→ Do this
All of the data needs to be repeated exactly.
--- begin Supplied information ---
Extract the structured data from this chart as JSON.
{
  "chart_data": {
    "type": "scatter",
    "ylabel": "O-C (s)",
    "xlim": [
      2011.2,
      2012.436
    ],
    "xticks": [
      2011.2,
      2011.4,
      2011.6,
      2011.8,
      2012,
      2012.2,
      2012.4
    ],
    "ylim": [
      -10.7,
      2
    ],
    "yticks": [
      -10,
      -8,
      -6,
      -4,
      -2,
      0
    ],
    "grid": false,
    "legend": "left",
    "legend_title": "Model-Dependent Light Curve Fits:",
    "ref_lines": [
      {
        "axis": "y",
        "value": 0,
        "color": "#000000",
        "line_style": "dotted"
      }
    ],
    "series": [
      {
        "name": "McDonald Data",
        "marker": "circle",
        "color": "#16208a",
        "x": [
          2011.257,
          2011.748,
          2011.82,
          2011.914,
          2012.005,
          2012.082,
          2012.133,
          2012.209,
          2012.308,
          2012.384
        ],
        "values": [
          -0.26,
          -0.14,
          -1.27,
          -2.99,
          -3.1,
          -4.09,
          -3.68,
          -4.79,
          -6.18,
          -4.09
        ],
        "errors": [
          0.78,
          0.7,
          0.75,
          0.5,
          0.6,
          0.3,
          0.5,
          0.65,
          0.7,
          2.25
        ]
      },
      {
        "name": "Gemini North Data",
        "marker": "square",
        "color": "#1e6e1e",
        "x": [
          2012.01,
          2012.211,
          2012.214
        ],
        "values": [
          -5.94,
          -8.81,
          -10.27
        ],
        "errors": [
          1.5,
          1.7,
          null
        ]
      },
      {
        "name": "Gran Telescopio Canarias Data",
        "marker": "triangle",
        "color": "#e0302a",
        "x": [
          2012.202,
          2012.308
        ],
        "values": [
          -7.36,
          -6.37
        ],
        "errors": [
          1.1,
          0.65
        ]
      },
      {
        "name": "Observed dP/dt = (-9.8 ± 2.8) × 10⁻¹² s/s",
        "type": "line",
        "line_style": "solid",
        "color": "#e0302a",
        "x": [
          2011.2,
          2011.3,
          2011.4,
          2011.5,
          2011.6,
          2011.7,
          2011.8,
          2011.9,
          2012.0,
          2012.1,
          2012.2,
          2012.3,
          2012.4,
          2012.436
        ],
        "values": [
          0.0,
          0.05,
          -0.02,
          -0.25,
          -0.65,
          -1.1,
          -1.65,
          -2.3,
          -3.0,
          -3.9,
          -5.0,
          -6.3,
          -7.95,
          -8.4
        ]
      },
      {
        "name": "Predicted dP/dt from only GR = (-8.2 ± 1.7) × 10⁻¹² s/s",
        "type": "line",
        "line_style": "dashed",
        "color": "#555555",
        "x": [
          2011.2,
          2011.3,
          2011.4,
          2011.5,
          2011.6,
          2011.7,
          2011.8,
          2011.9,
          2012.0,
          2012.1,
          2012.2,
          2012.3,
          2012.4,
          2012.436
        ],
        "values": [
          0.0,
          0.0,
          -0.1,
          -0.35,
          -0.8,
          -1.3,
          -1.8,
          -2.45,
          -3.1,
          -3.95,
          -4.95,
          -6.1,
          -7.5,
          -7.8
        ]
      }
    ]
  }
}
--- end Supplied information ---
→ Answer to the problem
Extract the structured data from this chart as JSON.
{
  "chart_data": {
    "type": "scatter",
    "ylabel": "O-C (s)",
    "xlim": [
      2011.2,
      2012.436
    ],
    "xticks": [
      2011.2,
      2011.4,
      2011.6,
      2011.8,
      2012,
      2012.2,
      2012.4
    ],
    "ylim": [
      -10.7,
      2
    ],
    "yticks": [
      -10,
      -8,
      -6,
      -4,
      -2,
      0
    ],
    "grid": false,
    "legend": "left",
    "legend_title": "Model-Dependent Light Curve Fits:",
    "ref_lines": [
      {
        "axis": "y",
        "value": 0,
        "color": "#000000",
        "line_style": "dotted"
      }
    ],
    "series": [
      {
        "name": "McDonald Data",
        "marker": "circle",
        "color": "#16208a",
        "x": [
          2011.257,
          2011.748,
          2011.82,
          2011.914,
          2012.005,
          2012.082,
          2012.133,
          2012.209,
          2012.308,
          2012.384
        ],
        "values": [
          -0.26,
          -0.14,
          -1.27,
          -2.99,
          -3.1,
          -4.09,
          -3.68,
          -4.79,
          -6.18,
          -4.09
        ],
        "errors": [
          0.78,
          0.7,
          0.75,
          0.5,
          0.6,
          0.3,
          0.5,
          0.65,
          0.7,
          2.25
        ]
      },
      {
        "name": "Gemini North Data",
        "marker": "square",
        "color": "#1e6e1e",
        "x": [
          2012.01,
          2012.211,
          2012.214
        ],
        "values": [
          -5.94,
          -8.81,
          -10.27
        ],
        "errors": [
          1.5,
          1.7,
          null
        ]
      },
      {
        "name": "Gran Telescopio Canarias Data",
        "marker": "triangle",
        "color": "#e0302a",
        "x": [
          2012.202,
          2012.308
        ],
        "values": [
          -7.36,
          -6.37
        ],
        "errors": [
          1.1,
          0.65
        ]
      },
      {
        "name": "Observed dP/dt = (-9.8 ± 2.8) × 10⁻¹² s/s",
        "type": "line",
        "line_style": "solid",
        "color": "#e0302a",
        "x": [
          2011.2,
          2011.3,
          2011.4,
          2011.5,
          2011.6,
          2011.7,
          2011.8,
          2011.9,
          2012.0,
          2012.1,
          2012.2,
          2012.3,
          2012.4,
          2012.436
        ],
        "values": [
          0.0,
          0.05,
          -0.02,
          -0.25,
          -0.65,
          -1.1,
          -1.65,
          -2.3,
          -3.0,
          -3.9,
          -5.0,
          -6.3,
          -7.95,
          -8.4
        ]
      },
      {
        "name": "Predicted dP/dt from only GR = (-8.2 ± 1.7) × 10⁻¹² s/s",
        "type": "line",
        "line_style": "dashed",
        "color": "#555555",
        "x": [
          2011.2,
          2011.3,
          2011.4,
          2011.5,
          2011.6,
          2011.7,
          2011.8,
          2011.9,
          2012.0,
          2012.1,
          2012.2,
          2012.3,
          2012.4,
          2012.436
        ],
        "values": [
          0.0,
          0.0,
          -0.1,
          -0.35,
          -0.8,
          -1.3,
          -1.8,
          -2.45,
          -3.1,
          -3.95,
          -4.95,
          -6.1,
          -7.5,
          -7.8
        ]
      }
    ]
  }
}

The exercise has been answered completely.